> **TASK REQUIREMENTS**
Search the records for the word "only" and report each line that has it.

════

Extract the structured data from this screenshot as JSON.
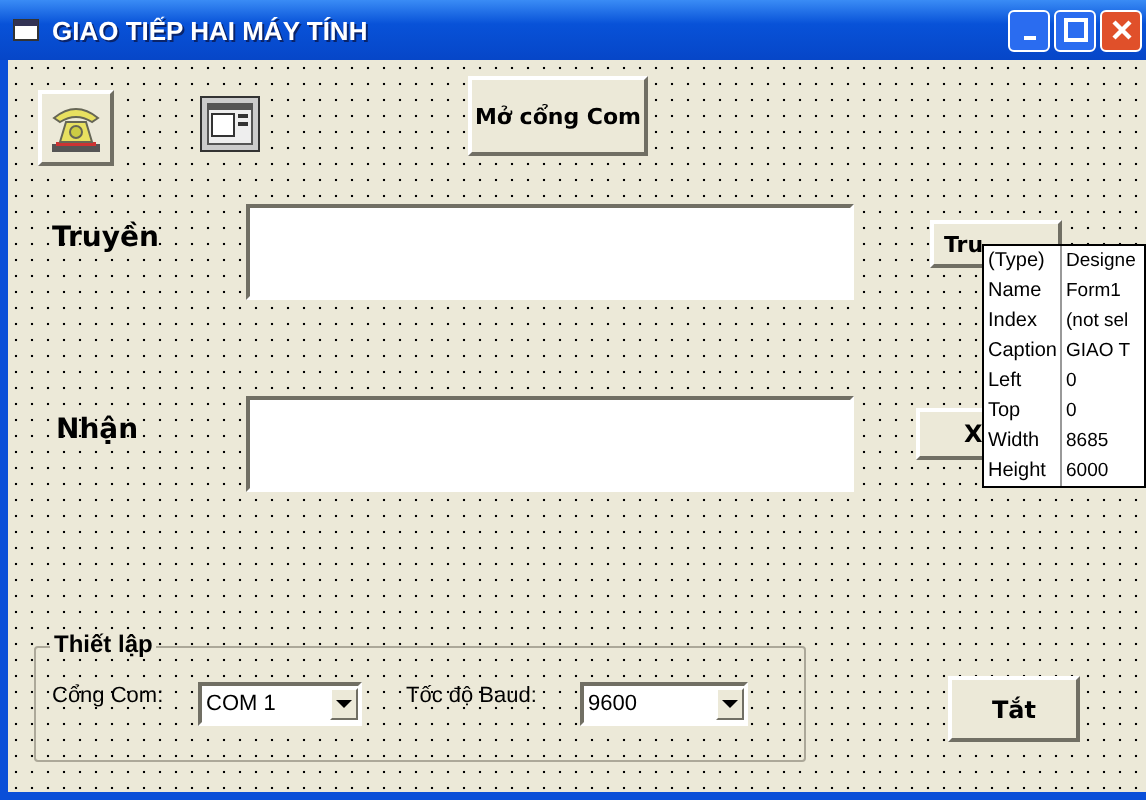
{
  "window": {
    "title": "GIAO TIẾP HAI MÁY TÍNH"
  },
  "open_button": {
    "label": "Mở cổng Com"
  },
  "send": {
    "label": "Truyền",
    "button": "Tru"
  },
  "receive": {
    "label": "Nhận",
    "button": "X"
  },
  "settings": {
    "title": "Thiết lập",
    "port_label": "Cổng Com:",
    "port_value": "COM 1",
    "baud_label": "Tốc độ Baud:",
    "baud_value": "9600"
  },
  "off_button": {
    "label": "Tắt"
  },
  "properties": [
    {
      "name": "(Type)",
      "value": "Designe"
    },
    {
      "name": "Name",
      "value": "Form1"
    },
    {
      "name": "Index",
      "value": "(not sel"
    },
    {
      "name": "Caption",
      "value": "GIAO T"
    },
    {
      "name": "Left",
      "value": "0"
    },
    {
      "name": "Top",
      "value": "0"
    },
    {
      "name": "Width",
      "value": "8685"
    },
    {
      "name": "Height",
      "value": "6000"
    }
  ]
}
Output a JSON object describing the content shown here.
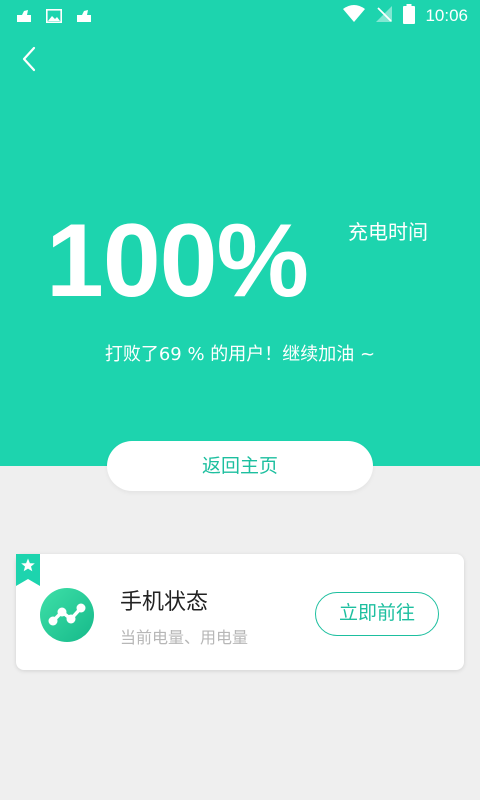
{
  "status_bar": {
    "time": "10:06",
    "left_icons": [
      "notification-app-icon",
      "image-icon",
      "notification-app-icon"
    ],
    "right_icons": [
      "wifi-icon",
      "no-signal-icon",
      "battery-icon"
    ]
  },
  "header": {
    "back_icon": "chevron-left-icon"
  },
  "charge": {
    "percent": "100%",
    "label": "充电时间",
    "beat_text": "打败了69 % 的用户！继续加油 ~"
  },
  "home_button": {
    "label": "返回主页"
  },
  "card": {
    "ribbon_icon": "star-icon",
    "app_icon": "phone-status-icon",
    "title": "手机状态",
    "subtitle": "当前电量、用电量",
    "action_label": "立即前往"
  },
  "colors": {
    "accent": "#1dd4ae",
    "accent_text": "#1dbf9f",
    "background": "#efefef",
    "card": "#ffffff"
  }
}
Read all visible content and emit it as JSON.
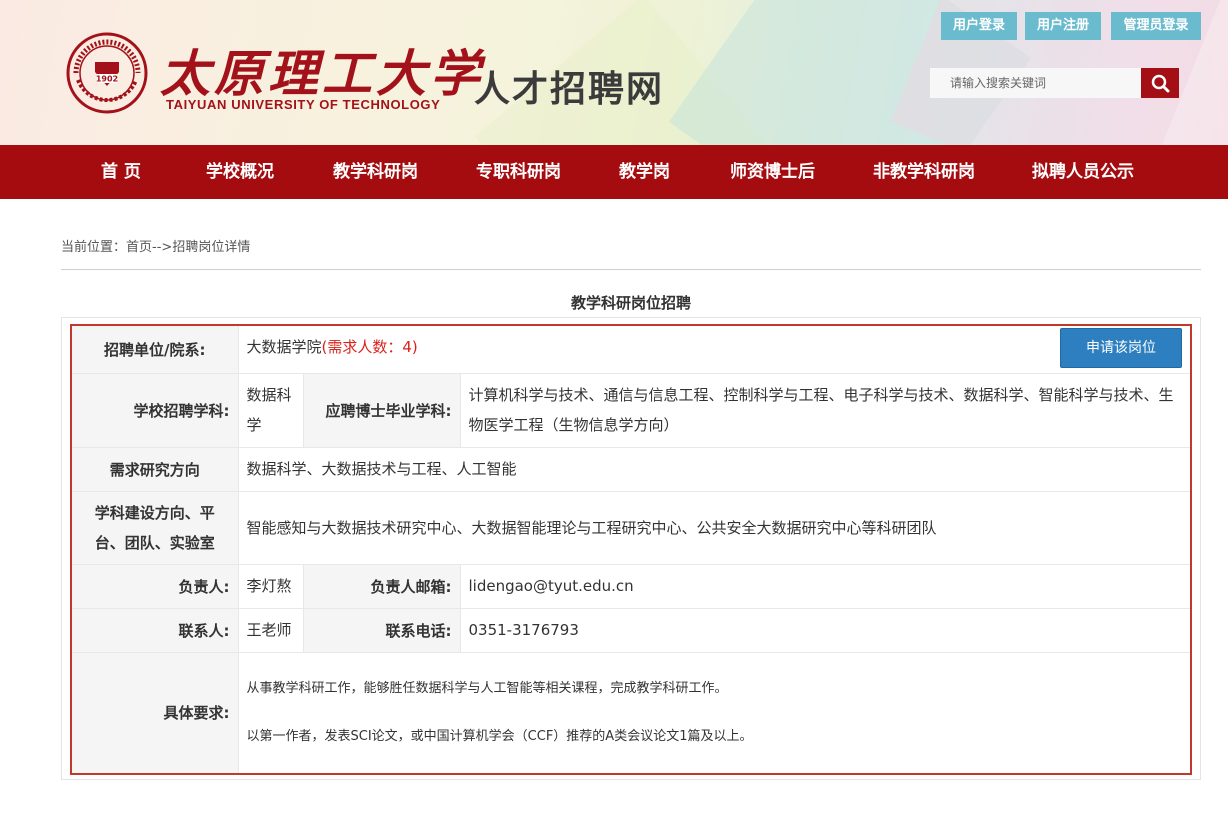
{
  "header": {
    "school_name_cn": "太原理工大学",
    "school_name_en": "TAIYUAN UNIVERSITY OF TECHNOLOGY",
    "site_title": "人才招聘网",
    "seal_year": "1902",
    "buttons": {
      "user_login": "用户登录",
      "user_register": "用户注册",
      "admin_login": "管理员登录"
    },
    "search": {
      "placeholder": "请输入搜索关键词",
      "icon": "search-icon"
    }
  },
  "nav": {
    "items": [
      {
        "label": "首 页"
      },
      {
        "label": "学校概况"
      },
      {
        "label": "教学科研岗"
      },
      {
        "label": "专职科研岗"
      },
      {
        "label": "教学岗"
      },
      {
        "label": "师资博士后"
      },
      {
        "label": "非教学科研岗"
      },
      {
        "label": "拟聘人员公示"
      }
    ]
  },
  "breadcrumb": {
    "prefix": "当前位置：",
    "home": "首页",
    "separator": "-->",
    "current": "招聘岗位详情"
  },
  "section_title": "教学科研岗位招聘",
  "detail": {
    "unit_label": "招聘单位/院系:",
    "unit_value": "大数据学院",
    "headcount": "(需求人数：4)",
    "apply_button": "申请该岗位",
    "discipline_label": "学校招聘学科:",
    "discipline_value": "数据科学",
    "phd_label": "应聘博士毕业学科:",
    "phd_value": "计算机科学与技术、通信与信息工程、控制科学与工程、电子科学与技术、数据科学、智能科学与技术、生物医学工程（生物信息学方向）",
    "research_label": "需求研究方向",
    "research_value": "数据科学、大数据技术与工程、人工智能",
    "platform_label": "学科建设方向、平台、团队、实验室",
    "platform_value": "智能感知与大数据技术研究中心、大数据智能理论与工程研究中心、公共安全大数据研究中心等科研团队",
    "leader_label": "负责人:",
    "leader_value": "李灯熬",
    "email_label": "负责人邮箱:",
    "email_value": "lidengao@tyut.edu.cn",
    "contact_label": "联系人:",
    "contact_value": "王老师",
    "phone_label": "联系电话:",
    "phone_value": "0351-3176793",
    "requirements_label": "具体要求:",
    "requirements": [
      "从事教学科研工作，能够胜任数据科学与人工智能等相关课程，完成教学科研工作。",
      "以第一作者，发表SCI论文，或中国计算机学会（CCF）推荐的A类会议论文1篇及以上。"
    ]
  },
  "colors": {
    "brand_red": "#a40c10",
    "top_button": "#6bbbcf",
    "apply_button": "#2e7fbf",
    "table_border": "#c0392b",
    "headcount_text": "#d9231d"
  }
}
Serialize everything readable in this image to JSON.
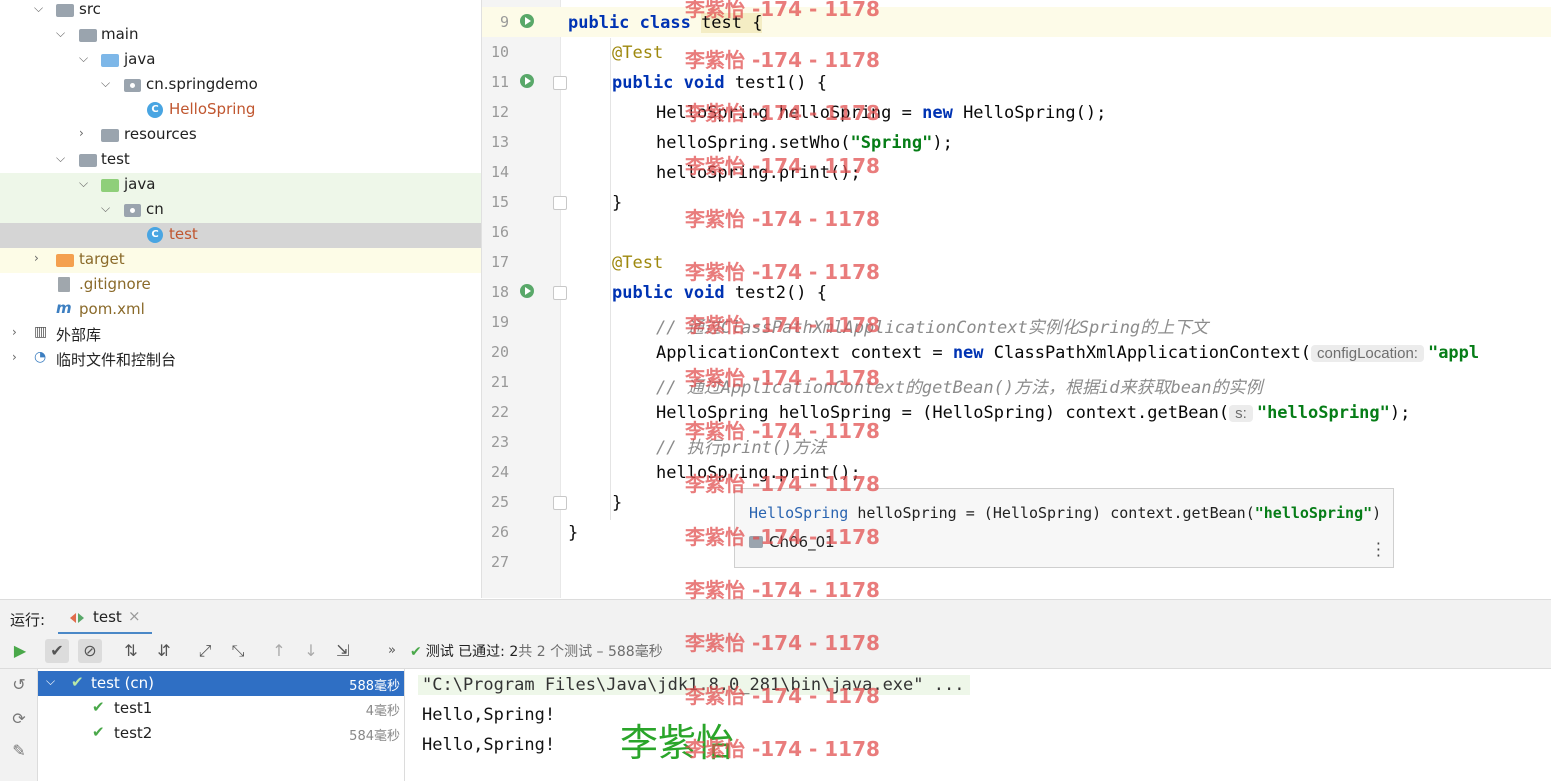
{
  "tree": {
    "items": [
      {
        "label": "src"
      },
      {
        "label": "main"
      },
      {
        "label": "java"
      },
      {
        "label": "cn.springdemo"
      },
      {
        "label": "HelloSpring"
      },
      {
        "label": "resources"
      },
      {
        "label": "test"
      },
      {
        "label": "java"
      },
      {
        "label": "cn"
      },
      {
        "label": "test"
      },
      {
        "label": "target"
      },
      {
        "label": ".gitignore"
      },
      {
        "label": "pom.xml"
      },
      {
        "label": "外部库"
      },
      {
        "label": "临时文件和控制台"
      }
    ]
  },
  "editor": {
    "lines": [
      {
        "num": "9"
      },
      {
        "num": "10"
      },
      {
        "num": "11"
      },
      {
        "num": "12"
      },
      {
        "num": "13"
      },
      {
        "num": "14"
      },
      {
        "num": "15"
      },
      {
        "num": "16"
      },
      {
        "num": "17"
      },
      {
        "num": "18"
      },
      {
        "num": "19"
      },
      {
        "num": "20"
      },
      {
        "num": "21"
      },
      {
        "num": "22"
      },
      {
        "num": "23"
      },
      {
        "num": "24"
      },
      {
        "num": "25"
      },
      {
        "num": "26"
      },
      {
        "num": "27"
      }
    ],
    "code": {
      "l9_kw": "public class ",
      "l9_name": "test {",
      "l10": "@Test",
      "l11_kw": "public void ",
      "l11_rest": "test1() {",
      "l12_a": "HelloSpring helloSpring = ",
      "l12_kw": "new",
      "l12_b": " HelloSpring();",
      "l13_a": "helloSpring.setWho(",
      "l13_str": "\"Spring\"",
      "l13_b": ");",
      "l14": "helloSpring.print();",
      "l15": "}",
      "l17": "@Test",
      "l18_kw": "public void ",
      "l18_rest": "test2() {",
      "l19": "// 通过ClassPathXmlApplicationContext实例化Spring的上下文",
      "l20_a": "ApplicationContext context = ",
      "l20_kw": "new",
      "l20_b": " ClassPathXmlApplicationContext(",
      "l20_hint": "configLocation:",
      "l20_str": "\"appl",
      "l21": "// 通过ApplicationContext的getBean()方法，根据id来获取bean的实例",
      "l22_a": "HelloSpring helloSpring = (HelloSpring) context.getBean(",
      "l22_hint": "s:",
      "l22_str": "\"helloSpring\"",
      "l22_b": ");",
      "l23": "// 执行print()方法",
      "l24": "helloSpring.print();",
      "l25": "}",
      "l26": "}"
    },
    "popup": {
      "type": "HelloSpring",
      "signature": " helloSpring = (HelloSpring) context.getBean(",
      "sig_str": "\"helloSpring\"",
      "sig_end": ")",
      "module": "Ch06_01"
    }
  },
  "run": {
    "label": "运行:",
    "tab": "test",
    "status_prefix": "测试 已通过: 2",
    "status_rest": "共 2 个测试 – 588毫秒",
    "results": [
      {
        "name": "test (cn)",
        "time": "588毫秒"
      },
      {
        "name": "test1",
        "time": "4毫秒"
      },
      {
        "name": "test2",
        "time": "584毫秒"
      }
    ],
    "console": [
      "\"C:\\Program Files\\Java\\jdk1.8.0_281\\bin\\java.exe\" ...",
      "Hello,Spring!",
      "Hello,Spring!"
    ],
    "signature": "李紫怡"
  },
  "watermark": "李紫怡 -174 - 1178"
}
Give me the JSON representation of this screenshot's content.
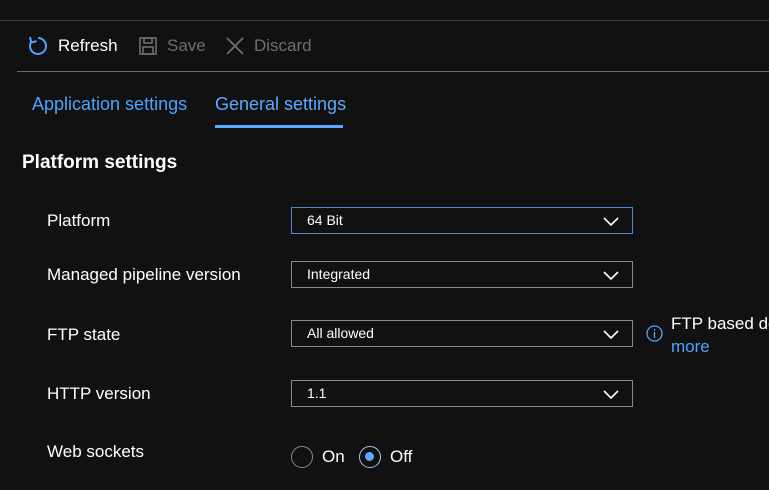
{
  "toolbar": {
    "refresh_label": "Refresh",
    "save_label": "Save",
    "discard_label": "Discard"
  },
  "tabs": [
    {
      "label": "Application settings",
      "selected": false
    },
    {
      "label": "General settings",
      "selected": true
    }
  ],
  "section_title": "Platform settings",
  "fields": {
    "platform": {
      "label": "Platform",
      "value": "64 Bit"
    },
    "pipeline": {
      "label": "Managed pipeline version",
      "value": "Integrated"
    },
    "ftp": {
      "label": "FTP state",
      "value": "All allowed",
      "info_text": "FTP based de",
      "info_link": "more"
    },
    "http": {
      "label": "HTTP version",
      "value": "1.1"
    },
    "websockets": {
      "label": "Web sockets",
      "options": [
        "On",
        "Off"
      ],
      "selected": "Off"
    }
  },
  "colors": {
    "background": "#111111",
    "accent": "#5ca9ff",
    "link": "#4da3ff",
    "disabled_text": "#6e6e6e"
  }
}
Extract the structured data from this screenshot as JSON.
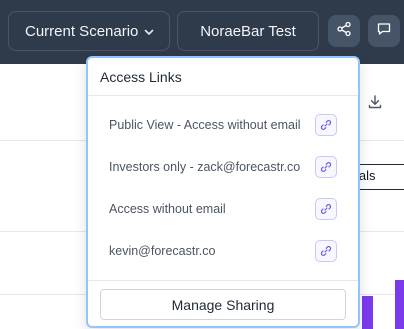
{
  "topbar": {
    "scenario_label": "Current Scenario",
    "project_label": "NoraeBar Test"
  },
  "background": {
    "toggle_label": "tuals"
  },
  "access_links": {
    "title": "Access Links",
    "links": [
      {
        "label": "Public View - Access without email"
      },
      {
        "label": "Investors only - zack@forecastr.co"
      },
      {
        "label": "Access without email"
      },
      {
        "label": "kevin@forecastr.co"
      }
    ],
    "manage_label": "Manage Sharing"
  },
  "colors": {
    "topbar_bg": "#2f3a4b",
    "popover_border": "#93c5fd",
    "link_icon": "#6d5fe0",
    "bar": "#7c3aed"
  }
}
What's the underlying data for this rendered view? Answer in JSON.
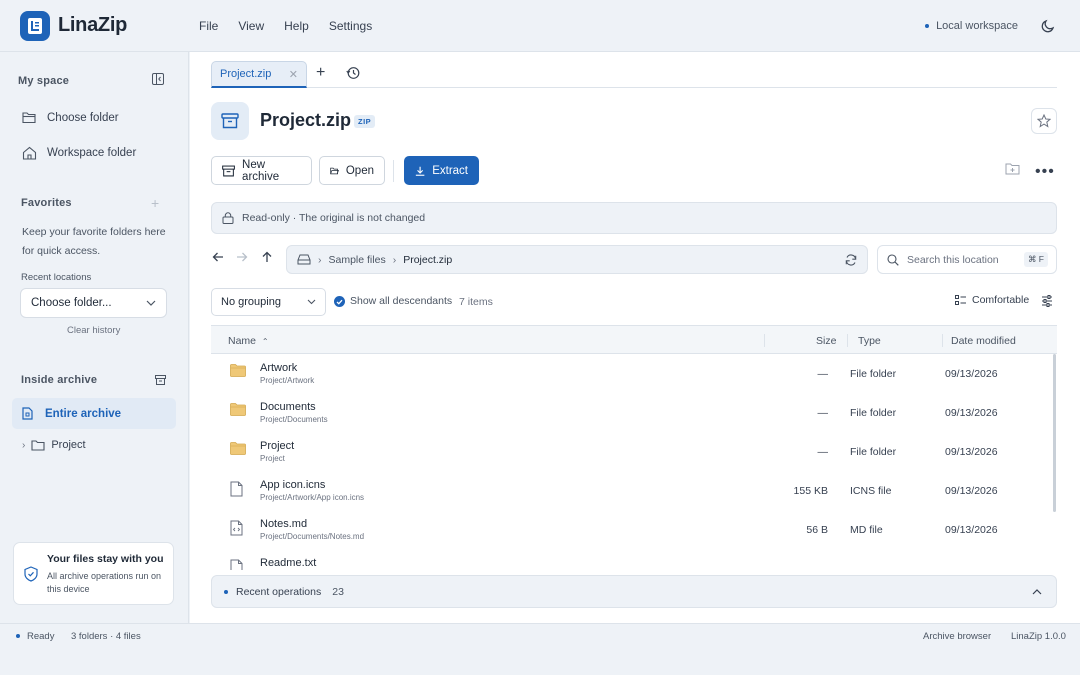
{
  "app": {
    "name": "LinaZip",
    "menu": [
      "File",
      "View",
      "Help",
      "Settings"
    ],
    "workspace": "Local workspace",
    "accent": "#1e63b8"
  },
  "sidebar": {
    "my_space": "My space",
    "items": [
      {
        "label": "Choose folder",
        "icon": "folder-open-icon"
      },
      {
        "label": "Workspace folder",
        "icon": "home-icon"
      }
    ],
    "favorites": {
      "title": "Favorites",
      "hint": "Keep your favorite folders here for quick access.",
      "recent_label": "Recent locations",
      "select_value": "Choose folder...",
      "clear": "Clear history"
    },
    "inside_archive": {
      "title": "Inside archive",
      "entire": "Entire archive",
      "tree": [
        "Project"
      ]
    },
    "privacy": {
      "title": "Your files stay with you",
      "desc": "All archive operations run on this device"
    }
  },
  "tabs": [
    {
      "label": "Project.zip",
      "active": true
    }
  ],
  "file": {
    "name": "Project.zip",
    "badge": "ZIP"
  },
  "toolbar": {
    "new_archive": "New archive",
    "open": "Open",
    "extract": "Extract"
  },
  "notice": "Read-only · The original is not changed",
  "path": {
    "segments": [
      "Sample files",
      "Project.zip"
    ]
  },
  "search": {
    "placeholder": "Search this location",
    "shortcut": "⌘ F"
  },
  "view": {
    "grouping": "No grouping",
    "show_descendants": "Show all descendants",
    "show_descendants_checked": true,
    "items_count": "7 items",
    "density": "Comfortable"
  },
  "table": {
    "columns": {
      "name": "Name",
      "size": "Size",
      "type": "Type",
      "date": "Date modified"
    },
    "sort": {
      "column": "name",
      "direction": "ascending"
    },
    "rows": [
      {
        "name": "Artwork",
        "path": "Project/Artwork",
        "size": "—",
        "type": "File folder",
        "date": "09/13/2026",
        "kind": "folder"
      },
      {
        "name": "Documents",
        "path": "Project/Documents",
        "size": "—",
        "type": "File folder",
        "date": "09/13/2026",
        "kind": "folder"
      },
      {
        "name": "Project",
        "path": "Project",
        "size": "—",
        "type": "File folder",
        "date": "09/13/2026",
        "kind": "folder"
      },
      {
        "name": "App icon.icns",
        "path": "Project/Artwork/App icon.icns",
        "size": "155 KB",
        "type": "ICNS file",
        "date": "09/13/2026",
        "kind": "file"
      },
      {
        "name": "Notes.md",
        "path": "Project/Documents/Notes.md",
        "size": "56 B",
        "type": "MD file",
        "date": "09/13/2026",
        "kind": "code"
      },
      {
        "name": "Readme.txt",
        "path": "",
        "size": "",
        "type": "",
        "date": "",
        "kind": "file"
      }
    ]
  },
  "recent_ops": {
    "label": "Recent operations",
    "count": "23"
  },
  "status": {
    "state": "Ready",
    "summary": "3 folders · 4 files",
    "mode": "Archive browser",
    "version": "LinaZip 1.0.0"
  }
}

════

> **WRITTEN REPLY**
        "label": "Investors only - zack@forecastr.co"
  "notice": "Read-only · The original is not changed",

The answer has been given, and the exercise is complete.